BEGIN Given information
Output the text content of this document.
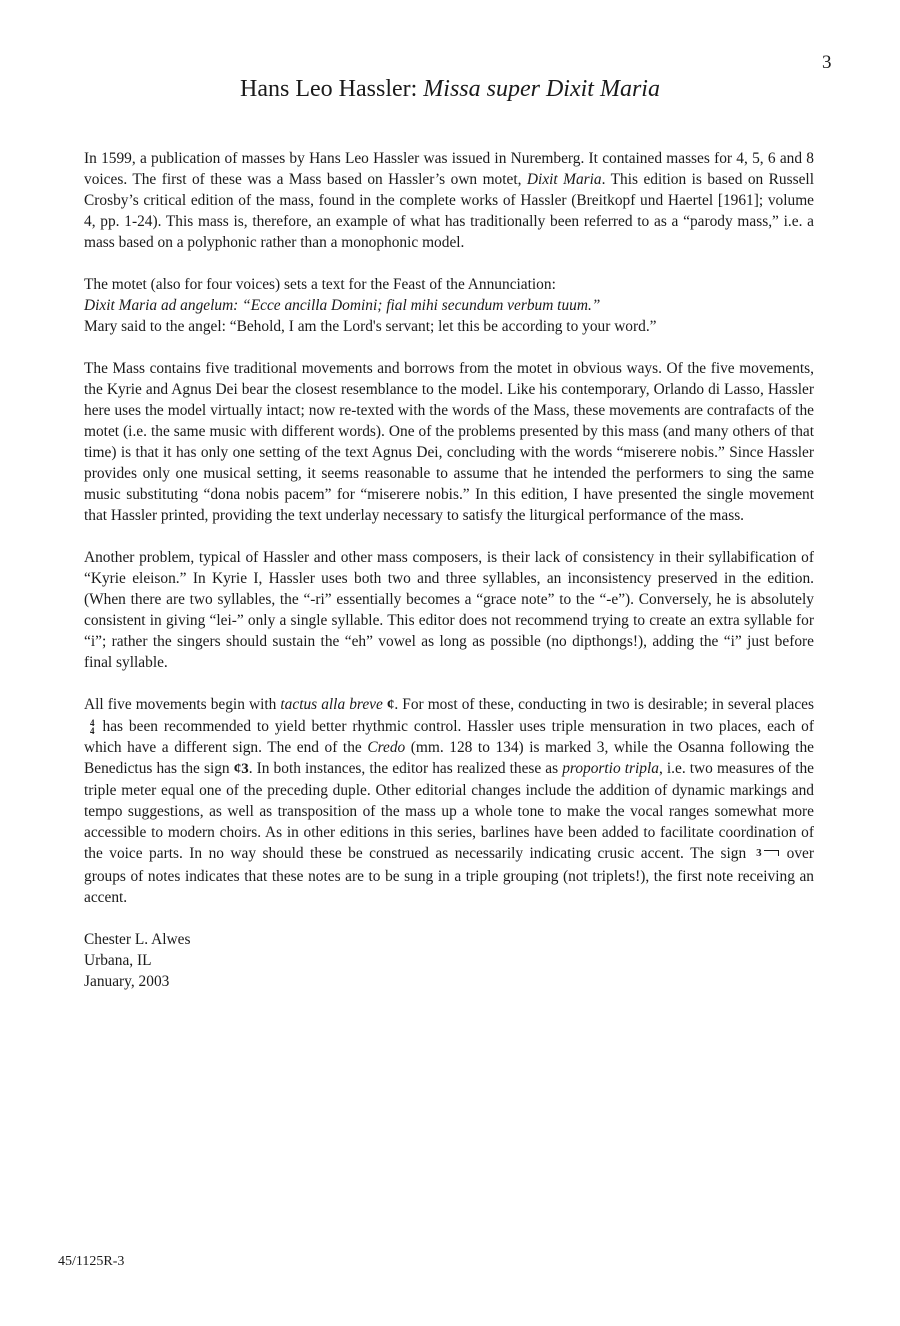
3
Hans Leo Hassler: Missa super Dixit Maria

In 1599, a publication of masses by Hans Leo Hassler was issued in Nuremberg. It contained masses for 4, 5, 6 and 8 voices. The first of these was a Mass based on Hassler’s own motet, Dixit Maria. This edition is based on Russell Crosby’s critical edition of the mass, found in the complete works of Hassler (Breitkopf und Haertel [1961]; volume 4, pp. 1-24). This mass is, therefore, an example of what has traditionally been referred to as a “parody mass,” i.e. a mass based on a polyphonic rather than a monophonic model.

The motet (also for four voices) sets a text for the Feast of the Annunciation:
Dixit Maria ad angelum: “Ecce ancilla Domini; fial mihi secundum verbum tuum.”
Mary said to the angel: “Behold, I am the Lord's servant; let this be according to your word.”

The Mass contains five traditional movements and borrows from the motet in obvious ways. Of the five movements, the Kyrie and Agnus Dei bear the closest resemblance to the model. Like his contemporary, Orlando di Lasso, Hassler here uses the model virtually intact; now re-texted with the words of the Mass, these movements are contrafacts of the motet (i.e. the same music with different words). One of the problems presented by this mass (and many others of that time) is that it has only one setting of the text Agnus Dei, concluding with the words “miserere nobis.” Since Hassler provides only one musical setting, it seems reasonable to assume that he intended the performers to sing the same music substituting “dona nobis pacem” for “miserere nobis.” In this edition, I have presented the single movement that Hassler printed, providing the text underlay necessary to satisfy the liturgical performance of the mass.

Another problem, typical of Hassler and other mass composers, is their lack of consistency in their syllabification of “Kyrie eleison.” In Kyrie I, Hassler uses both two and three syllables, an inconsistency preserved in the edition. (When there are two syllables, the “-ri” essentially becomes a “grace note” to the “-e”). Conversely, he is absolutely consistent in giving “lei-” only a single syllable. This editor does not recommend trying to create an extra syllable for “i”; rather the singers should sustain the “eh” vowel as long as possible (no dipthongs!), adding the “i” just before final syllable.

All five movements begin with tactus alla breve ¢. For most of these, conducting in two is desirable; in several places
4
4 has been recommended to yield better rhythmic control. Hassler uses triple mensuration in two places, each of which have a different sign. The end of the Credo (mm. 128 to 134) is marked 3, while the Osanna following the Benedictus has the sign ¢3. In both instances, the editor has realized these as proportio tripla, i.e. two measures of the triple meter equal one of the preceding duple. Other editorial changes include the addition of dynamic markings and tempo suggestions, as well as transposition of the mass up a whole tone to make the vocal ranges somewhat more accessible to modern choirs. As in other editions in this series, barlines have been added to facilitate coordination of the voice parts. In no way should these be construed as necessarily indicating crusic accent. The sign 3 over groups of notes indicates that these notes are to be sung in a triple grouping (not triplets!), the first note receiving an accent.

Chester L. Alwes
Urbana, IL
January, 2003

45/1125R-3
END Given information
▶ **Job**
Find the lines with the string "voices" and reproduce them.

▶ **Solution for this exercise**
In 1599, a publication of masses by Hans Leo Hassler was issued in Nuremberg. It contained masses for 4, 5, 6 and 8 voices. The first of these was a Mass based on Hassler’s own motet, Dixit Maria. This edition is based on Russell Crosby’s critical edition of the mass, found in the complete works of Hassler (Breitkopf und Haertel [1961]; volume 4, pp. 1-24). This mass is, therefore, an example of what has traditionally been referred to as a “parody mass,” i.e. a mass based on a polyphonic rather than a monophonic model.
The motet (also for four voices) sets a text for the Feast of the Annunciation:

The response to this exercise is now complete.